- **Excerpts from a transcription dataset**:
+---+

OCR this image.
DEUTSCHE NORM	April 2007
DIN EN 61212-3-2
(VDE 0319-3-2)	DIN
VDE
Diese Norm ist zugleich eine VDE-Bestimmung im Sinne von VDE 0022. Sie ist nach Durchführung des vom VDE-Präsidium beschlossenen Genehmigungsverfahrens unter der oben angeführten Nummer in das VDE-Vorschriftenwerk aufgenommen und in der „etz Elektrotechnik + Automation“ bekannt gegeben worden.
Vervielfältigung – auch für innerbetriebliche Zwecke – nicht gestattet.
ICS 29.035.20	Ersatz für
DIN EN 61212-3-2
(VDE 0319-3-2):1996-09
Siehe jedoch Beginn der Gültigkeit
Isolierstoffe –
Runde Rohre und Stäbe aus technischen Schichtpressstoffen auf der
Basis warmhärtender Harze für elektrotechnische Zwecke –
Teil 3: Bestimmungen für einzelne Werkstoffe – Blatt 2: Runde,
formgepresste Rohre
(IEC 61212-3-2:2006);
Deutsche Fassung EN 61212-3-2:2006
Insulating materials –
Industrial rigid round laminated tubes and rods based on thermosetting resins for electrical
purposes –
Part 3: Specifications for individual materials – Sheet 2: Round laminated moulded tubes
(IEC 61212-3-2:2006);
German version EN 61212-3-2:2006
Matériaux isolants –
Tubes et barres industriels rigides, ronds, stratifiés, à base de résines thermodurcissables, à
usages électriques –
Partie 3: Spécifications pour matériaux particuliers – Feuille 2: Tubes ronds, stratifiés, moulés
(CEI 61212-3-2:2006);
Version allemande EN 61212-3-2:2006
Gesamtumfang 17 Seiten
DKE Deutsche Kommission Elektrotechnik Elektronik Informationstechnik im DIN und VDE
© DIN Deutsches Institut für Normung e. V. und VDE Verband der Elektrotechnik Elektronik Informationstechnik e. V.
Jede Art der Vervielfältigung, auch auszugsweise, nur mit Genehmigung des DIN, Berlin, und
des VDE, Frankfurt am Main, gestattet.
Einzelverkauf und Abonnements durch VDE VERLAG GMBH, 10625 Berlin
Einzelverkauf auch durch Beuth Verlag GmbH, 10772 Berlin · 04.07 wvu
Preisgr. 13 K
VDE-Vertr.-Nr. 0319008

+---+

- **Exercise requirements**: From the data above, copy each line with the string "materials" in it.

- **Task result**:
Insulating materials –
Part 3: Specifications for individual materials – Sheet 2: Round laminated moulded tubes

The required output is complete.